All records are to be printed exactly as they appear.

Segment Start: DATA LISTING

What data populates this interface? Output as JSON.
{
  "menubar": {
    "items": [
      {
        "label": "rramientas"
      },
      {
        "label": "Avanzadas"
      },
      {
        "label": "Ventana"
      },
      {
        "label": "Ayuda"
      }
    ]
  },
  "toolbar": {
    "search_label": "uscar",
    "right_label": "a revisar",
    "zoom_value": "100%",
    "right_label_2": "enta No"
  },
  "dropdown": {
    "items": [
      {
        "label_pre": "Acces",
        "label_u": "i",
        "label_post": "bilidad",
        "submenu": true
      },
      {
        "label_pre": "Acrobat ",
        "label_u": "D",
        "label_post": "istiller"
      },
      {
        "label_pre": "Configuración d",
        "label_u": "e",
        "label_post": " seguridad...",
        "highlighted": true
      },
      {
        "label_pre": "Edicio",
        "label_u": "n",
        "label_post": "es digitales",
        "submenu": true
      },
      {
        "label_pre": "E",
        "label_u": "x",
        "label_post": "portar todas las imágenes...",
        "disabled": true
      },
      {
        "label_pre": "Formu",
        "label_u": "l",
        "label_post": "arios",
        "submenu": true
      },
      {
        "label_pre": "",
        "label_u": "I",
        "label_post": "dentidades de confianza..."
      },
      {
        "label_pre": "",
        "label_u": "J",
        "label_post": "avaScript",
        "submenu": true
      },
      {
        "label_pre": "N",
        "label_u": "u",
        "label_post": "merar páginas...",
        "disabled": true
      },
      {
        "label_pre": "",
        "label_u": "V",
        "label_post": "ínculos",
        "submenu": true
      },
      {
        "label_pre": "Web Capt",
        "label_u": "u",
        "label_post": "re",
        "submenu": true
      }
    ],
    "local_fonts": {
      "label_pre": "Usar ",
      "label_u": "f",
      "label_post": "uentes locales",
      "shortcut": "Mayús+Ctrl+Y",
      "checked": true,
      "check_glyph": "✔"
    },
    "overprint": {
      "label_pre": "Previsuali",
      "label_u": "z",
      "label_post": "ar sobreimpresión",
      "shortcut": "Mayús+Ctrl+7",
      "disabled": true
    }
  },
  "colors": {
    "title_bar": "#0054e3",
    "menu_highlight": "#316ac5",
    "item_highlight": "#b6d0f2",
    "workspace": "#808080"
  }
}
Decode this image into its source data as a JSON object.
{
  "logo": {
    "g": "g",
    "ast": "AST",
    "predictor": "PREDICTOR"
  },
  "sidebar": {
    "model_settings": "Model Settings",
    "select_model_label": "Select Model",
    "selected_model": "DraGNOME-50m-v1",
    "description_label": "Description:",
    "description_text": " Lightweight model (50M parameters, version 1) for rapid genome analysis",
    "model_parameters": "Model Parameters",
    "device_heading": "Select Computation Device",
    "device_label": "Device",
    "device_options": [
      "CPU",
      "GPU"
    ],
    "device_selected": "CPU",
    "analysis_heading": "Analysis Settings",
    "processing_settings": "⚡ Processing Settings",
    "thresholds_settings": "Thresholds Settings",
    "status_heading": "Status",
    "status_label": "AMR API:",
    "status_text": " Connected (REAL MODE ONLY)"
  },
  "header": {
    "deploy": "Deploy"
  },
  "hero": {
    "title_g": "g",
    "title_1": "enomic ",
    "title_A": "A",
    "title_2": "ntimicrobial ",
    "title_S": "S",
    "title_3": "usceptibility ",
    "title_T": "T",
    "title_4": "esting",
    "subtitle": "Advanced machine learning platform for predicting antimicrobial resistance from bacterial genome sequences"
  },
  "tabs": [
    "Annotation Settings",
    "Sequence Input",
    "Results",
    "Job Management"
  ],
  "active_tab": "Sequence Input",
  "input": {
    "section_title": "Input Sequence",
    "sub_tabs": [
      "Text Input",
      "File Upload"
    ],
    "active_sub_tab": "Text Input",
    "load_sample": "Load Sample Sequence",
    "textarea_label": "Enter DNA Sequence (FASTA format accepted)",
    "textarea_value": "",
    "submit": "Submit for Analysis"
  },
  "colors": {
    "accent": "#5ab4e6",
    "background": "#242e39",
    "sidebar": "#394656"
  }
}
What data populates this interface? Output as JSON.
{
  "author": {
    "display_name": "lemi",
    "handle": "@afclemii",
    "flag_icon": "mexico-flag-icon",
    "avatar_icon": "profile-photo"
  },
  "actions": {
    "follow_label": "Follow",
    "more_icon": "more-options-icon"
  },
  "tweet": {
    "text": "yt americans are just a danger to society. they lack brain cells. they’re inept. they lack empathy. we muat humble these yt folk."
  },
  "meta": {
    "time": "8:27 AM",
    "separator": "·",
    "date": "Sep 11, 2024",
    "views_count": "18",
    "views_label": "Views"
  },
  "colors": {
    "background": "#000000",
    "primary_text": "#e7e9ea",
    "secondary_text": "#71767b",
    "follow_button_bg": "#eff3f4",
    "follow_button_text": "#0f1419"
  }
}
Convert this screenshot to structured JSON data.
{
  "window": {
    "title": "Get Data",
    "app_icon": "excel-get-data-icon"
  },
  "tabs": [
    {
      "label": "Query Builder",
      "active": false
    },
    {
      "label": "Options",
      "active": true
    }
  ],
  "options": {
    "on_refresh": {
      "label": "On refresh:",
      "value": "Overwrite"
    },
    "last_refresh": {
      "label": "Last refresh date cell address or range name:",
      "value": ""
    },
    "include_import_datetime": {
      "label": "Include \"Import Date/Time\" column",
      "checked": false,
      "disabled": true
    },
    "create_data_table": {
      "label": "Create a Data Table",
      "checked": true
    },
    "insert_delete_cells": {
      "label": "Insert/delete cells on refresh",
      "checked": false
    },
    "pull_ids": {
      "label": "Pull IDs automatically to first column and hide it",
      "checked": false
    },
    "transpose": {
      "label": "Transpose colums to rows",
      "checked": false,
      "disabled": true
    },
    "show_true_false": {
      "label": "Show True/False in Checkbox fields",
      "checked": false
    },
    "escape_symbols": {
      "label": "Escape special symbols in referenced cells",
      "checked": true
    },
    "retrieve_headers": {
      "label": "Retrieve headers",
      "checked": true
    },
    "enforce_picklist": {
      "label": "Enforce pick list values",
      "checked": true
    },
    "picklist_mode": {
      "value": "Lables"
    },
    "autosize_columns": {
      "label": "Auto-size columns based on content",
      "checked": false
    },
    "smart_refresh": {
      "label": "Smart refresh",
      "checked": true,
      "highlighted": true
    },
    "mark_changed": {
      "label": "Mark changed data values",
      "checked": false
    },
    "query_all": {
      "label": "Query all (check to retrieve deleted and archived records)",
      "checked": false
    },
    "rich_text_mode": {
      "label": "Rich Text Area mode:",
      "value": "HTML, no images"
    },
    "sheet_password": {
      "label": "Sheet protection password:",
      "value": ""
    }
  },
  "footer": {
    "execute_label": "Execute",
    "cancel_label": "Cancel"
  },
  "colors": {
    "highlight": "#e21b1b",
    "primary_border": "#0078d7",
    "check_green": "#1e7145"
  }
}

Segment End: DATA LISTING

SOLUTION TO THE EXERCISE
What data populates this interface? Output as JSON.
{
  "menubar": {
    "items": [
      {
        "label": "rramientas"
      },
      {
        "label": "Avanzadas"
      },
      {
        "label": "Ventana"
      },
      {
        "label": "Ayuda"
      }
    ]
  },
  "toolbar": {
    "search_label": "uscar",
    "right_label": "a revisar",
    "zoom_value": "100%",
    "right_label_2": "enta No"
  },
  "dropdown": {
    "items": [
      {
        "label_pre": "Acces",
        "label_u": "i",
        "label_post": "bilidad",
        "submenu": true
      },
      {
        "label_pre": "Acrobat ",
        "label_u": "D",
        "label_post": "istiller"
      },
      {
        "label_pre": "Configuración d",
        "label_u": "e",
        "label_post": " seguridad...",
        "highlighted": true
      },
      {
        "label_pre": "Edicio",
        "label_u": "n",
        "label_post": "es digitales",
        "submenu": true
      },
      {
        "label_pre": "E",
        "label_u": "x",
        "label_post": "portar todas las imágenes...",
        "disabled": true
      },
      {
        "label_pre": "Formu",
        "label_u": "l",
        "label_post": "arios",
        "submenu": true
      },
      {
        "label_pre": "",
        "label_u": "I",
        "label_post": "dentidades de confianza..."
      },
      {
        "label_pre": "",
        "label_u": "J",
        "label_post": "avaScript",
        "submenu": true
      },
      {
        "label_pre": "N",
        "label_u": "u",
        "label_post": "merar páginas...",
        "disabled": true
      },
      {
        "label_pre": "",
        "label_u": "V",
        "label_post": "ínculos",
        "submenu": true
      },
      {
        "label_pre": "Web Capt",
        "label_u": "u",
        "label_post": "re",
        "submenu": true
      }
    ],
    "local_fonts": {
      "label_pre": "Usar ",
      "label_u": "f",
      "label_post": "uentes locales",
      "shortcut": "Mayús+Ctrl+Y",
      "checked": true,
      "check_glyph": "✔"
    },
    "overprint": {
      "label_pre": "Previsuali",
      "label_u": "z",
      "label_post": "ar sobreimpresión",
      "shortcut": "Mayús+Ctrl+7",
      "disabled": true
    }
  },
  "colors": {
    "title_bar": "#0054e3",
    "menu_highlight": "#316ac5",
    "item_highlight": "#b6d0f2",
    "workspace": "#808080"
  }
}
Decode this image into its source data as a JSON object.
{
  "logo": {
    "g": "g",
    "ast": "AST",
    "predictor": "PREDICTOR"
  },
  "sidebar": {
    "model_settings": "Model Settings",
    "select_model_label": "Select Model",
    "selected_model": "DraGNOME-50m-v1",
    "description_label": "Description:",
    "description_text": " Lightweight model (50M parameters, version 1) for rapid genome analysis",
    "model_parameters": "Model Parameters",
    "device_heading": "Select Computation Device",
    "device_label": "Device",
    "device_options": [
      "CPU",
      "GPU"
    ],
    "device_selected": "CPU",
    "analysis_heading": "Analysis Settings",
    "processing_settings": "⚡ Processing Settings",
    "thresholds_settings": "Thresholds Settings",
    "status_heading": "Status",
    "status_label": "AMR API:",
    "status_text": " Connected (REAL MODE ONLY)"
  },
  "header": {
    "deploy": "Deploy"
  },
  "hero": {
    "title_g": "g",
    "title_1": "enomic ",
    "title_A": "A",
    "title_2": "ntimicrobial ",
    "title_S": "S",
    "title_3": "usceptibility ",
    "title_T": "T",
    "title_4": "esting",
    "subtitle": "Advanced machine learning platform for predicting antimicrobial resistance from bacterial genome sequences"
  },
  "tabs": [
    "Annotation Settings",
    "Sequence Input",
    "Results",
    "Job Management"
  ],
  "active_tab": "Sequence Input",
  "input": {
    "section_title": "Input Sequence",
    "sub_tabs": [
      "Text Input",
      "File Upload"
    ],
    "active_sub_tab": "Text Input",
    "load_sample": "Load Sample Sequence",
    "textarea_label": "Enter DNA Sequence (FASTA format accepted)",
    "textarea_value": "",
    "submit": "Submit for Analysis"
  },
  "colors": {
    "accent": "#5ab4e6",
    "background": "#242e39",
    "sidebar": "#394656"
  }
}
What data populates this interface? Output as JSON.
{
  "author": {
    "display_name": "lemi",
    "handle": "@afclemii",
    "flag_icon": "mexico-flag-icon",
    "avatar_icon": "profile-photo"
  },
  "actions": {
    "follow_label": "Follow",
    "more_icon": "more-options-icon"
  },
  "tweet": {
    "text": "yt americans are just a danger to society. they lack brain cells. they’re inept. they lack empathy. we muat humble these yt folk."
  },
  "meta": {
    "time": "8:27 AM",
    "separator": "·",
    "date": "Sep 11, 2024",
    "views_count": "18",
    "views_label": "Views"
  },
  "colors": {
    "background": "#000000",
    "primary_text": "#e7e9ea",
    "secondary_text": "#71767b",
    "follow_button_bg": "#eff3f4",
    "follow_button_text": "#0f1419"
  }
}
Convert this screenshot to structured JSON data.
{
  "window": {
    "title": "Get Data",
    "app_icon": "excel-get-data-icon"
  },
  "tabs": [
    {
      "label": "Query Builder",
      "active": false
    },
    {
      "label": "Options",
      "active": true
    }
  ],
  "options": {
    "on_refresh": {
      "label": "On refresh:",
      "value": "Overwrite"
    },
    "last_refresh": {
      "label": "Last refresh date cell address or range name:",
      "value": ""
    },
    "include_import_datetime": {
      "label": "Include \"Import Date/Time\" column",
      "checked": false,
      "disabled": true
    },
    "create_data_table": {
      "label": "Create a Data Table",
      "checked": true
    },
    "insert_delete_cells": {
      "label": "Insert/delete cells on refresh",
      "checked": false
    },
    "pull_ids": {
      "label": "Pull IDs automatically to first column and hide it",
      "checked": false
    },
    "transpose": {
      "label": "Transpose colums to rows",
      "checked": false,
      "disabled": true
    },
    "show_true_false": {
      "label": "Show True/False in Checkbox fields",
      "checked": false
    },
    "escape_symbols": {
      "label": "Escape special symbols in referenced cells",
      "checked": true
    },
    "retrieve_headers": {
      "label": "Retrieve headers",
      "checked": true
    },
    "enforce_picklist": {
      "label": "Enforce pick list values",
      "checked": true
    },
    "picklist_mode": {
      "value": "Lables"
    },
    "autosize_columns": {
      "label": "Auto-size columns based on content",
      "checked": false
    },
    "smart_refresh": {
      "label": "Smart refresh",
      "checked": true,
      "highlighted": true
    },
    "mark_changed": {
      "label": "Mark changed data values",
      "checked": false
    },
    "query_all": {
      "label": "Query all (check to retrieve deleted and archived records)",
      "checked": false
    },
    "rich_text_mode": {
      "label": "Rich Text Area mode:",
      "value": "HTML, no images"
    },
    "sheet_password": {
      "label": "Sheet protection password:",
      "value": ""
    }
  },
  "footer": {
    "execute_label": "Execute",
    "cancel_label": "Cancel"
  },
  "colors": {
    "highlight": "#e21b1b",
    "primary_border": "#0078d7",
    "check_green": "#1e7145"
  }
}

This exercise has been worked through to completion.